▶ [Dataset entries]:

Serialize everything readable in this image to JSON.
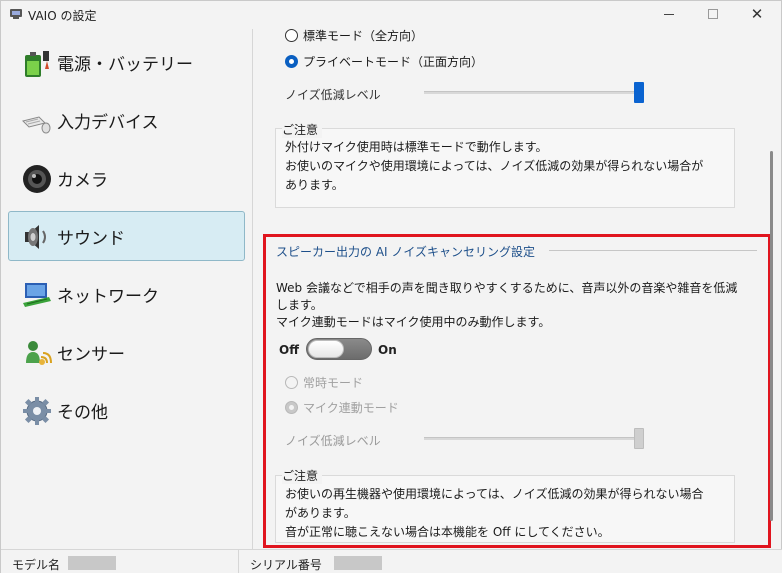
{
  "window": {
    "title": "VAIO の設定",
    "minimize_icon": "minimize-icon",
    "maximize_icon": "maximize-icon",
    "close_icon": "close-icon",
    "close_glyph": "✕"
  },
  "sidebar": {
    "items": [
      {
        "label": "電源・バッテリー",
        "icon": "battery-icon",
        "active": false
      },
      {
        "label": "入力デバイス",
        "icon": "keyboard-mouse-icon",
        "active": false
      },
      {
        "label": "カメラ",
        "icon": "camera-icon",
        "active": false
      },
      {
        "label": "サウンド",
        "icon": "speaker-icon",
        "active": true
      },
      {
        "label": "ネットワーク",
        "icon": "network-icon",
        "active": false
      },
      {
        "label": "センサー",
        "icon": "sensor-icon",
        "active": false
      },
      {
        "label": "その他",
        "icon": "gear-icon",
        "active": false
      }
    ]
  },
  "mic": {
    "mode_standard": "標準モード（全方向）",
    "mode_private": "プライベートモード（正面方向）",
    "selected_mode": "private",
    "noise_label": "ノイズ低減レベル",
    "noise_level_fraction": 1.0,
    "note_title": "ご注意",
    "note_lines": [
      "外付けマイク使用時は標準モードで動作します。",
      "お使いのマイクや使用環境によっては、ノイズ低減の効果が得られない場合が",
      "あります。"
    ]
  },
  "speaker_ai": {
    "title": "スピーカー出力の AI ノイズキャンセリング設定",
    "description_lines": [
      "Web 会議などで相手の声を聞き取りやすくするために、音声以外の音楽や雑音を低減",
      "します。",
      "マイク連動モードはマイク使用中のみ動作します。"
    ],
    "toggle_off_label": "Off",
    "toggle_on_label": "On",
    "toggle_state": "off",
    "mode_always": "常時モード",
    "mode_mic_linked": "マイク連動モード",
    "selected_mode": "mic_linked",
    "noise_label": "ノイズ低減レベル",
    "noise_level_fraction": 1.0,
    "note_title": "ご注意",
    "note_lines": [
      "お使いの再生機器や使用環境によっては、ノイズ低減の効果が得られない場合",
      "があります。",
      "音が正常に聴こえない場合は本機能を Off にしてください。"
    ]
  },
  "status": {
    "model_label": "モデル名",
    "serial_label": "シリアル番号"
  },
  "colors": {
    "accent": "#0a63d0",
    "highlight_border": "#e0141e",
    "active_nav_bg": "#d7ecf3",
    "section_title": "#1d4f8a"
  }
}
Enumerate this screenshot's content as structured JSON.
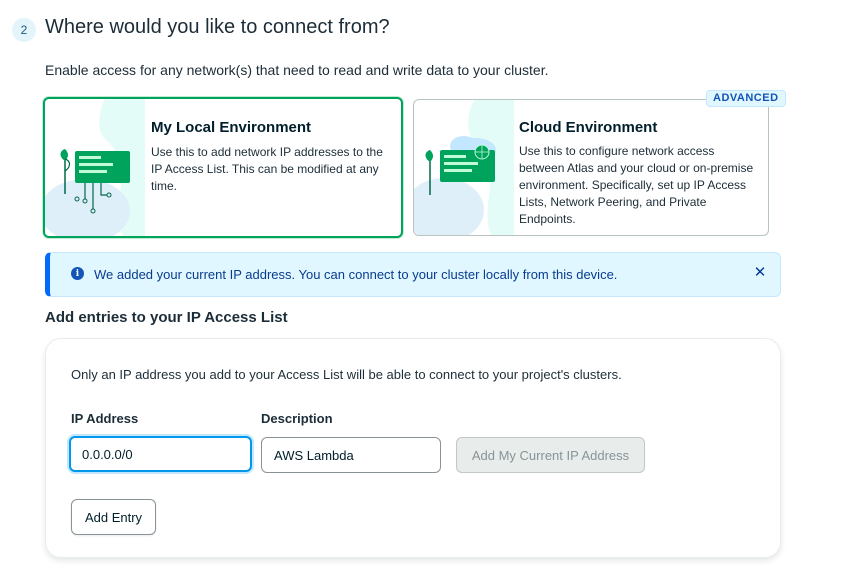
{
  "step": {
    "number": "2",
    "title": "Where would you like to connect from?"
  },
  "intro_text": "Enable access for any network(s) that need to read and write data to your cluster.",
  "environments": {
    "local": {
      "title": "My Local Environment",
      "description": "Use this to add network IP addresses to the IP Access List. This can be modified at any time.",
      "selected": true
    },
    "cloud": {
      "title": "Cloud Environment",
      "description": "Use this to configure network access between Atlas and your cloud or on-premise environment. Specifically, set up IP Access Lists, Network Peering, and Private Endpoints.",
      "badge": "ADVANCED",
      "selected": false
    }
  },
  "banner": {
    "icon": "info-icon",
    "text": "We added your current IP address. You can connect to your cluster locally from this device.",
    "close_icon": "close-icon"
  },
  "access_list": {
    "heading": "Add entries to your IP Access List",
    "note": "Only an IP address you add to your Access List will be able to connect to your project's clusters.",
    "ip_label": "IP Address",
    "ip_value": "0.0.0.0/0",
    "description_label": "Description",
    "description_value": "AWS Lambda",
    "add_current_ip_label": "Add My Current IP Address",
    "add_entry_label": "Add Entry"
  },
  "colors": {
    "accent_green": "#00a35c",
    "info_blue": "#016bf8",
    "banner_bg": "#e1f7ff",
    "focus_blue": "#0498ec"
  }
}
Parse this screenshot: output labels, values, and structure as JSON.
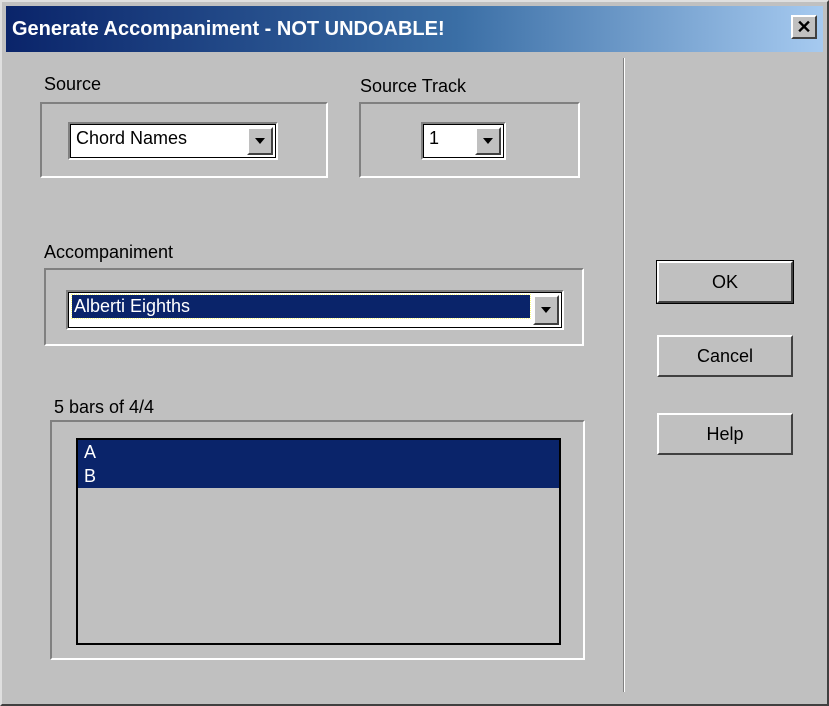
{
  "window": {
    "title": "Generate Accompaniment - NOT UNDOABLE!",
    "close_glyph": "✕"
  },
  "source": {
    "label": "Source",
    "selected": "Chord Names"
  },
  "source_track": {
    "label": "Source Track",
    "selected": "1"
  },
  "accompaniment": {
    "label": "Accompaniment",
    "selected": "Alberti Eighths"
  },
  "sections": {
    "label": "5 bars of 4/4",
    "items": [
      "A",
      "B"
    ]
  },
  "buttons": {
    "ok": "OK",
    "cancel": "Cancel",
    "help": "Help"
  },
  "icons": {
    "close": "close-icon",
    "dropdown": "chevron-down-icon"
  },
  "colors": {
    "face": "#c0c0c0",
    "selection": "#0a246a",
    "title_start": "#0a246a",
    "title_end": "#a6caf0"
  }
}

▶ [PROBLEM TO SOLVE]: Repeat the preceding records precisely, and leave every picture out of the copy.

▶ [OUTPUT]:
Serialize everything readable in this image to JSON.
{
  "window": {
    "title": "VAIO の設定",
    "minimize_icon": "minimize-icon",
    "maximize_icon": "maximize-icon",
    "close_icon": "close-icon",
    "close_glyph": "✕"
  },
  "sidebar": {
    "items": [
      {
        "label": "電源・バッテリー",
        "icon": "battery-icon",
        "active": false
      },
      {
        "label": "入力デバイス",
        "icon": "keyboard-mouse-icon",
        "active": false
      },
      {
        "label": "カメラ",
        "icon": "camera-icon",
        "active": false
      },
      {
        "label": "サウンド",
        "icon": "speaker-icon",
        "active": true
      },
      {
        "label": "ネットワーク",
        "icon": "network-icon",
        "active": false
      },
      {
        "label": "センサー",
        "icon": "sensor-icon",
        "active": false
      },
      {
        "label": "その他",
        "icon": "gear-icon",
        "active": false
      }
    ]
  },
  "mic": {
    "mode_standard": "標準モード（全方向）",
    "mode_private": "プライベートモード（正面方向）",
    "selected_mode": "private",
    "noise_label": "ノイズ低減レベル",
    "noise_level_fraction": 1.0,
    "note_title": "ご注意",
    "note_lines": [
      "外付けマイク使用時は標準モードで動作します。",
      "お使いのマイクや使用環境によっては、ノイズ低減の効果が得られない場合が",
      "あります。"
    ]
  },
  "speaker_ai": {
    "title": "スピーカー出力の AI ノイズキャンセリング設定",
    "description_lines": [
      "Web 会議などで相手の声を聞き取りやすくするために、音声以外の音楽や雑音を低減",
      "します。",
      "マイク連動モードはマイク使用中のみ動作します。"
    ],
    "toggle_off_label": "Off",
    "toggle_on_label": "On",
    "toggle_state": "off",
    "mode_always": "常時モード",
    "mode_mic_linked": "マイク連動モード",
    "selected_mode": "mic_linked",
    "noise_label": "ノイズ低減レベル",
    "noise_level_fraction": 1.0,
    "note_title": "ご注意",
    "note_lines": [
      "お使いの再生機器や使用環境によっては、ノイズ低減の効果が得られない場合",
      "があります。",
      "音が正常に聴こえない場合は本機能を Off にしてください。"
    ]
  },
  "status": {
    "model_label": "モデル名",
    "serial_label": "シリアル番号"
  },
  "colors": {
    "accent": "#0a63d0",
    "highlight_border": "#e0141e",
    "active_nav_bg": "#d7ecf3",
    "section_title": "#1d4f8a"
  }
}
Enumerate this screenshot's content as structured JSON.
{
  "step": {
    "number": "2",
    "title": "Where would you like to connect from?"
  },
  "intro_text": "Enable access for any network(s) that need to read and write data to your cluster.",
  "environments": {
    "local": {
      "title": "My Local Environment",
      "description": "Use this to add network IP addresses to the IP Access List. This can be modified at any time.",
      "selected": true
    },
    "cloud": {
      "title": "Cloud Environment",
      "description": "Use this to configure network access between Atlas and your cloud or on-premise environment. Specifically, set up IP Access Lists, Network Peering, and Private Endpoints.",
      "badge": "ADVANCED",
      "selected": false
    }
  },
  "banner": {
    "icon": "info-icon",
    "text": "We added your current IP address. You can connect to your cluster locally from this device.",
    "close_icon": "close-icon"
  },
  "access_list": {
    "heading": "Add entries to your IP Access List",
    "note": "Only an IP address you add to your Access List will be able to connect to your project's clusters.",
    "ip_label": "IP Address",
    "ip_value": "0.0.0.0/0",
    "description_label": "Description",
    "description_value": "AWS Lambda",
    "add_current_ip_label": "Add My Current IP Address",
    "add_entry_label": "Add Entry"
  },
  "colors": {
    "accent_green": "#00a35c",
    "info_blue": "#016bf8",
    "banner_bg": "#e1f7ff",
    "focus_blue": "#0498ec"
  }
}
Parse this screenshot: output labels, values, and structure as JSON.
{
  "window": {
    "title": "Generate Accompaniment - NOT UNDOABLE!",
    "close_glyph": "✕"
  },
  "source": {
    "label": "Source",
    "selected": "Chord Names"
  },
  "source_track": {
    "label": "Source Track",
    "selected": "1"
  },
  "accompaniment": {
    "label": "Accompaniment",
    "selected": "Alberti Eighths"
  },
  "sections": {
    "label": "5 bars of 4/4",
    "items": [
      "A",
      "B"
    ]
  },
  "buttons": {
    "ok": "OK",
    "cancel": "Cancel",
    "help": "Help"
  },
  "icons": {
    "close": "close-icon",
    "dropdown": "chevron-down-icon"
  },
  "colors": {
    "face": "#c0c0c0",
    "selection": "#0a246a",
    "title_start": "#0a246a",
    "title_end": "#a6caf0"
  }
}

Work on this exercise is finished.